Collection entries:
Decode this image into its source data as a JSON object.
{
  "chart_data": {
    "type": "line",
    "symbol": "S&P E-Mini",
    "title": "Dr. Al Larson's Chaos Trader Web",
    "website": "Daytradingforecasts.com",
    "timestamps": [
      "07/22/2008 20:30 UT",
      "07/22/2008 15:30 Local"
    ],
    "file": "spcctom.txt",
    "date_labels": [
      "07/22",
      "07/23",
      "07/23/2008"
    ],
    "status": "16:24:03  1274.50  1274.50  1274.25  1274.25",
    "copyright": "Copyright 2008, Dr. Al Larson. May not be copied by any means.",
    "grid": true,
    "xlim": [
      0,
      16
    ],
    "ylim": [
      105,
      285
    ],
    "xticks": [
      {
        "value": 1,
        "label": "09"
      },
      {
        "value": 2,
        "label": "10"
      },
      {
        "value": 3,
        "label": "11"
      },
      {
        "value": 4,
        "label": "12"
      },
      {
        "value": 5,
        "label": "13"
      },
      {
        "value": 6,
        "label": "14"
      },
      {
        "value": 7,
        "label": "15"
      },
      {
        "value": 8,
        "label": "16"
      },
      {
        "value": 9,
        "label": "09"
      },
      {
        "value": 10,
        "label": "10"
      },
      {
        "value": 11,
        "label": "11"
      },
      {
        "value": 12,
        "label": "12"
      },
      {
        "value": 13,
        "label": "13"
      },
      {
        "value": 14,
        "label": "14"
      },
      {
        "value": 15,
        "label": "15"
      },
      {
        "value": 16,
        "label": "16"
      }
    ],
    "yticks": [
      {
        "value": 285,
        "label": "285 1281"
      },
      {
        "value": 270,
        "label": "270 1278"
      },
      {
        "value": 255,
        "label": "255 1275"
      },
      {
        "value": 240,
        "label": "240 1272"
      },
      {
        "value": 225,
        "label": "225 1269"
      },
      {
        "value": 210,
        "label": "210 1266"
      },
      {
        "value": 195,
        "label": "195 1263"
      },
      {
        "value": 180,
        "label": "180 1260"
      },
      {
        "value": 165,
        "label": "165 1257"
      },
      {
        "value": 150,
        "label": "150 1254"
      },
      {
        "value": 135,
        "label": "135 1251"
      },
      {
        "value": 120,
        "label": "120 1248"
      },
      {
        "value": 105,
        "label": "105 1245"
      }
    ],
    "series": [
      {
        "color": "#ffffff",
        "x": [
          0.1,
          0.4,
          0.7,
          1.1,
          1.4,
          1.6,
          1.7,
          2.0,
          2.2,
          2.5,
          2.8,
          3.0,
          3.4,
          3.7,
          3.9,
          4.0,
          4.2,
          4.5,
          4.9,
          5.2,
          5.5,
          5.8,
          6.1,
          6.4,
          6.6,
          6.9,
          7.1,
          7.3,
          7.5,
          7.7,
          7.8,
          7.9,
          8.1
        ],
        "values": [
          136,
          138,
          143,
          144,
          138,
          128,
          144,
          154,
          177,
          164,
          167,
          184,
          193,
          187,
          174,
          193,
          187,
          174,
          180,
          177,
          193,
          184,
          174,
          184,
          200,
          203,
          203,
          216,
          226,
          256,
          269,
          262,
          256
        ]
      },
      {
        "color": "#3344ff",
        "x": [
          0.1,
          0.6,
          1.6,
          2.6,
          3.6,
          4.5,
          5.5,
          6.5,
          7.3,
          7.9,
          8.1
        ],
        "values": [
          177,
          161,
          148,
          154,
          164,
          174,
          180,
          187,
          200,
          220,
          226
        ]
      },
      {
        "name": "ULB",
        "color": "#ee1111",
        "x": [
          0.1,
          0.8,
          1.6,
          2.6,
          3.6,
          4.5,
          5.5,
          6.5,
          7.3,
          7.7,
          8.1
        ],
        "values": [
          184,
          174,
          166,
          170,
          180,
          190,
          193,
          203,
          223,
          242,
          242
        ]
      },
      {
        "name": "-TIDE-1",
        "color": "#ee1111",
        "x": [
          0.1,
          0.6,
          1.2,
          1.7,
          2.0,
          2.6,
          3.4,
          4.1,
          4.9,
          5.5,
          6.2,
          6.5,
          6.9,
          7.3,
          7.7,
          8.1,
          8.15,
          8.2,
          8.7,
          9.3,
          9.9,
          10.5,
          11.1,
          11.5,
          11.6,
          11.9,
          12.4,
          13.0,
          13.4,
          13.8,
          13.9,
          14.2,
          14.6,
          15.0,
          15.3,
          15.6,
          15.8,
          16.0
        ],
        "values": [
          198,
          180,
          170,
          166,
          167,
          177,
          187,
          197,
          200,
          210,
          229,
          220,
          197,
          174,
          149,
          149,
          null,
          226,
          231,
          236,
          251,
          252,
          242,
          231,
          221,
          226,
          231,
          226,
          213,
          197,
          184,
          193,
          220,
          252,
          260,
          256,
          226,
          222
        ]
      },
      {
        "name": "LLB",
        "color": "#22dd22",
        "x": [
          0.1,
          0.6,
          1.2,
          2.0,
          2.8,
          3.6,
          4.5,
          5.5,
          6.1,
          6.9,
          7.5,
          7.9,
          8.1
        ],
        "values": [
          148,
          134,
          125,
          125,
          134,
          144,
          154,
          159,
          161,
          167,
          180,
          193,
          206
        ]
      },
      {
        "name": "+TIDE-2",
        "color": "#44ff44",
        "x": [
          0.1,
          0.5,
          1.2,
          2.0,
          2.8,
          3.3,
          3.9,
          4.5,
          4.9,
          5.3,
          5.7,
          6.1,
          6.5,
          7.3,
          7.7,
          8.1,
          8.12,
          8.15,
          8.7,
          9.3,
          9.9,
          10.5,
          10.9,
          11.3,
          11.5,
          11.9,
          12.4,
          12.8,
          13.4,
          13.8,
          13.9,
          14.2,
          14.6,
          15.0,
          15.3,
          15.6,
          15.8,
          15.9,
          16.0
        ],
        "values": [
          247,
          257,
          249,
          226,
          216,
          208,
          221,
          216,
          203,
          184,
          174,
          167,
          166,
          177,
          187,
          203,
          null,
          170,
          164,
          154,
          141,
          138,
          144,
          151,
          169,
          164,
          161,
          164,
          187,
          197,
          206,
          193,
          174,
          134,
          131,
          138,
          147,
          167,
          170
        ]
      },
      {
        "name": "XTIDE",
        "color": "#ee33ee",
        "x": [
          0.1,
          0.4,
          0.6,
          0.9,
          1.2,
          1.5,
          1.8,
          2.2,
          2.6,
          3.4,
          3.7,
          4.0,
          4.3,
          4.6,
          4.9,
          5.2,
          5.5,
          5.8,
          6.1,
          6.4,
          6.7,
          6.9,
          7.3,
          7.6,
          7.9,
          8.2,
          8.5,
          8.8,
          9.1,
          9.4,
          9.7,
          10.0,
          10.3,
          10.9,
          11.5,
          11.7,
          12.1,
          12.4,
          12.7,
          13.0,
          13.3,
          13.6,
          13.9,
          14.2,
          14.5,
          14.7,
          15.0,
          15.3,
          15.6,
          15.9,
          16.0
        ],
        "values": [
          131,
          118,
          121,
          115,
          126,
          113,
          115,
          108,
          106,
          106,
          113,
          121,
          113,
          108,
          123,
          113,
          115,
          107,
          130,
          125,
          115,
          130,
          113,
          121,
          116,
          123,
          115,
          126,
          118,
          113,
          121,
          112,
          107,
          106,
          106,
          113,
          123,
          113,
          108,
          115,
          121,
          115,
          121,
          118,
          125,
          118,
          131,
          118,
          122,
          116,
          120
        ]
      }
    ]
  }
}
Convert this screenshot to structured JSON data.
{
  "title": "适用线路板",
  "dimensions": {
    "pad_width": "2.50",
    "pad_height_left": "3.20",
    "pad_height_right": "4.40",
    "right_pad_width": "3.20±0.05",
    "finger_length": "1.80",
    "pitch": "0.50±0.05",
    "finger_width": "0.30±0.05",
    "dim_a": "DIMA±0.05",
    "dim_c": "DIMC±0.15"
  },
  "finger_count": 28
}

DIRECTIONS :: Lines holding the word "Larson" in the entries above are the ones to pull out. Copy them all.

RESULT OF THE TASK ::
    "title": "Dr. Al Larson's Chaos Trader Web",
    "copyright": "Copyright 2008, Dr. Al Larson. May not be copied by any means.",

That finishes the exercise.